→ WRITTEN TASK: Return the full material exactly.

Records from a collection
[Start]

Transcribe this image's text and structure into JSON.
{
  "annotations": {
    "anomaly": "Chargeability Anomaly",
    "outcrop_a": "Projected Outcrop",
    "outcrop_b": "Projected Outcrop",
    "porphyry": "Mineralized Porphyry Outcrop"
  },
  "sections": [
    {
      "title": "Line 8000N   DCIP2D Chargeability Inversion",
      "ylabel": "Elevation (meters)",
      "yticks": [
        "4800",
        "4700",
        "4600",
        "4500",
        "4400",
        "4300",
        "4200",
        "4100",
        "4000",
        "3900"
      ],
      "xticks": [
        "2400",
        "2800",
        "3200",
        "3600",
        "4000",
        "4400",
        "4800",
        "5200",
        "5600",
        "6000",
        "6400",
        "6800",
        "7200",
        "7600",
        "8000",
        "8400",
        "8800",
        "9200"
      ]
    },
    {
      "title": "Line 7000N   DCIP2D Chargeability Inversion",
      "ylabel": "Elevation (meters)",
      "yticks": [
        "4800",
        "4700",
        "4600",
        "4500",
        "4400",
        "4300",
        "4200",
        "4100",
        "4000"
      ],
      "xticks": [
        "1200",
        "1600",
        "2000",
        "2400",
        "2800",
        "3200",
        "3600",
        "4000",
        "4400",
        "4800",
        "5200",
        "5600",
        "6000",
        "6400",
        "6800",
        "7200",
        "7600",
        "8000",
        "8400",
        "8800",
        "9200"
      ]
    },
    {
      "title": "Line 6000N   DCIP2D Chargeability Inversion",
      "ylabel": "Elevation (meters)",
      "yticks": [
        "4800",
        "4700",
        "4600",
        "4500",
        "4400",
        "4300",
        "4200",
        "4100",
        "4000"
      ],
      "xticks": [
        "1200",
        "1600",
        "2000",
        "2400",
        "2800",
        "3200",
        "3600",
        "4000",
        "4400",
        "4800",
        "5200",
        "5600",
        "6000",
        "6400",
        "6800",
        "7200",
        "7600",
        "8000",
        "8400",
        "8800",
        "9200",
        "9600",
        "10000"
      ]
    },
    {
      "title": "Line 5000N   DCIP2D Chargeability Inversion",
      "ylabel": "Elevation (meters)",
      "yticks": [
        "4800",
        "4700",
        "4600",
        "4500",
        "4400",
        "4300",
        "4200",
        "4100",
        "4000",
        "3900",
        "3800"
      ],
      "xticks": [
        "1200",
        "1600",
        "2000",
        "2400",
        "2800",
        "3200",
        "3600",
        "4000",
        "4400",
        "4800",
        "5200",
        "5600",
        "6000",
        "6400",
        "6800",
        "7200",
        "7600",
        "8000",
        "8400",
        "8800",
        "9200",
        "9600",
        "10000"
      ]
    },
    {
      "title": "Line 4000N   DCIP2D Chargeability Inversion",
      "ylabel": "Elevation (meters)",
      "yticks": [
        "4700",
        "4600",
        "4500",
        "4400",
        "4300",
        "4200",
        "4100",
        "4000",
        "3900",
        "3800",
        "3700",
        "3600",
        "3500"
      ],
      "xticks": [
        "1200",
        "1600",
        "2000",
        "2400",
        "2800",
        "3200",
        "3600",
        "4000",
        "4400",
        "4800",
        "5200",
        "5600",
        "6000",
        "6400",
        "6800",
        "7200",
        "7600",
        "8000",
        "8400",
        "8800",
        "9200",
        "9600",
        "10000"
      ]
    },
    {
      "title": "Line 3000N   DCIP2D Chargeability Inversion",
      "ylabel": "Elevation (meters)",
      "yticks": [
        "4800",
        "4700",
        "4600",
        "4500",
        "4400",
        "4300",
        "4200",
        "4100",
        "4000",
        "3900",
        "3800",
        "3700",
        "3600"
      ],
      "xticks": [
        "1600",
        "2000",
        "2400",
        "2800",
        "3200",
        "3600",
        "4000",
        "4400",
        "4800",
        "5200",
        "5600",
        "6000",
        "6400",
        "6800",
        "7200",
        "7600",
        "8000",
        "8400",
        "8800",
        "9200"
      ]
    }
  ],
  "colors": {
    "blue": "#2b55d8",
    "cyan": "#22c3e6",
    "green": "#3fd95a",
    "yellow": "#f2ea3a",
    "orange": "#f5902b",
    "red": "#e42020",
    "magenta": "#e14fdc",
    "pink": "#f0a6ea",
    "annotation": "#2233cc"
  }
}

[End]

→ RESULT FOR THIS EXERCISE:
Transcribe this image's text and structure into JSON.
{
  "annotations": {
    "anomaly": "Chargeability Anomaly",
    "outcrop_a": "Projected Outcrop",
    "outcrop_b": "Projected Outcrop",
    "porphyry": "Mineralized Porphyry Outcrop"
  },
  "sections": [
    {
      "title": "Line 8000N   DCIP2D Chargeability Inversion",
      "ylabel": "Elevation (meters)",
      "yticks": [
        "4800",
        "4700",
        "4600",
        "4500",
        "4400",
        "4300",
        "4200",
        "4100",
        "4000",
        "3900"
      ],
      "xticks": [
        "2400",
        "2800",
        "3200",
        "3600",
        "4000",
        "4400",
        "4800",
        "5200",
        "5600",
        "6000",
        "6400",
        "6800",
        "7200",
        "7600",
        "8000",
        "8400",
        "8800",
        "9200"
      ]
    },
    {
      "title": "Line 7000N   DCIP2D Chargeability Inversion",
      "ylabel": "Elevation (meters)",
      "yticks": [
        "4800",
        "4700",
        "4600",
        "4500",
        "4400",
        "4300",
        "4200",
        "4100",
        "4000"
      ],
      "xticks": [
        "1200",
        "1600",
        "2000",
        "2400",
        "2800",
        "3200",
        "3600",
        "4000",
        "4400",
        "4800",
        "5200",
        "5600",
        "6000",
        "6400",
        "6800",
        "7200",
        "7600",
        "8000",
        "8400",
        "8800",
        "9200"
      ]
    },
    {
      "title": "Line 6000N   DCIP2D Chargeability Inversion",
      "ylabel": "Elevation (meters)",
      "yticks": [
        "4800",
        "4700",
        "4600",
        "4500",
        "4400",
        "4300",
        "4200",
        "4100",
        "4000"
      ],
      "xticks": [
        "1200",
        "1600",
        "2000",
        "2400",
        "2800",
        "3200",
        "3600",
        "4000",
        "4400",
        "4800",
        "5200",
        "5600",
        "6000",
        "6400",
        "6800",
        "7200",
        "7600",
        "8000",
        "8400",
        "8800",
        "9200",
        "9600",
        "10000"
      ]
    },
    {
      "title": "Line 5000N   DCIP2D Chargeability Inversion",
      "ylabel": "Elevation (meters)",
      "yticks": [
        "4800",
        "4700",
        "4600",
        "4500",
        "4400",
        "4300",
        "4200",
        "4100",
        "4000",
        "3900",
        "3800"
      ],
      "xticks": [
        "1200",
        "1600",
        "2000",
        "2400",
        "2800",
        "3200",
        "3600",
        "4000",
        "4400",
        "4800",
        "5200",
        "5600",
        "6000",
        "6400",
        "6800",
        "7200",
        "7600",
        "8000",
        "8400",
        "8800",
        "9200",
        "9600",
        "10000"
      ]
    },
    {
      "title": "Line 4000N   DCIP2D Chargeability Inversion",
      "ylabel": "Elevation (meters)",
      "yticks": [
        "4700",
        "4600",
        "4500",
        "4400",
        "4300",
        "4200",
        "4100",
        "4000",
        "3900",
        "3800",
        "3700",
        "3600",
        "3500"
      ],
      "xticks": [
        "1200",
        "1600",
        "2000",
        "2400",
        "2800",
        "3200",
        "3600",
        "4000",
        "4400",
        "4800",
        "5200",
        "5600",
        "6000",
        "6400",
        "6800",
        "7200",
        "7600",
        "8000",
        "8400",
        "8800",
        "9200",
        "9600",
        "10000"
      ]
    },
    {
      "title": "Line 3000N   DCIP2D Chargeability Inversion",
      "ylabel": "Elevation (meters)",
      "yticks": [
        "4800",
        "4700",
        "4600",
        "4500",
        "4400",
        "4300",
        "4200",
        "4100",
        "4000",
        "3900",
        "3800",
        "3700",
        "3600"
      ],
      "xticks": [
        "1600",
        "2000",
        "2400",
        "2800",
        "3200",
        "3600",
        "4000",
        "4400",
        "4800",
        "5200",
        "5600",
        "6000",
        "6400",
        "6800",
        "7200",
        "7600",
        "8000",
        "8400",
        "8800",
        "9200"
      ]
    }
  ],
  "colors": {
    "blue": "#2b55d8",
    "cyan": "#22c3e6",
    "green": "#3fd95a",
    "yellow": "#f2ea3a",
    "orange": "#f5902b",
    "red": "#e42020",
    "magenta": "#e14fdc",
    "pink": "#f0a6ea",
    "annotation": "#2233cc"
  }
}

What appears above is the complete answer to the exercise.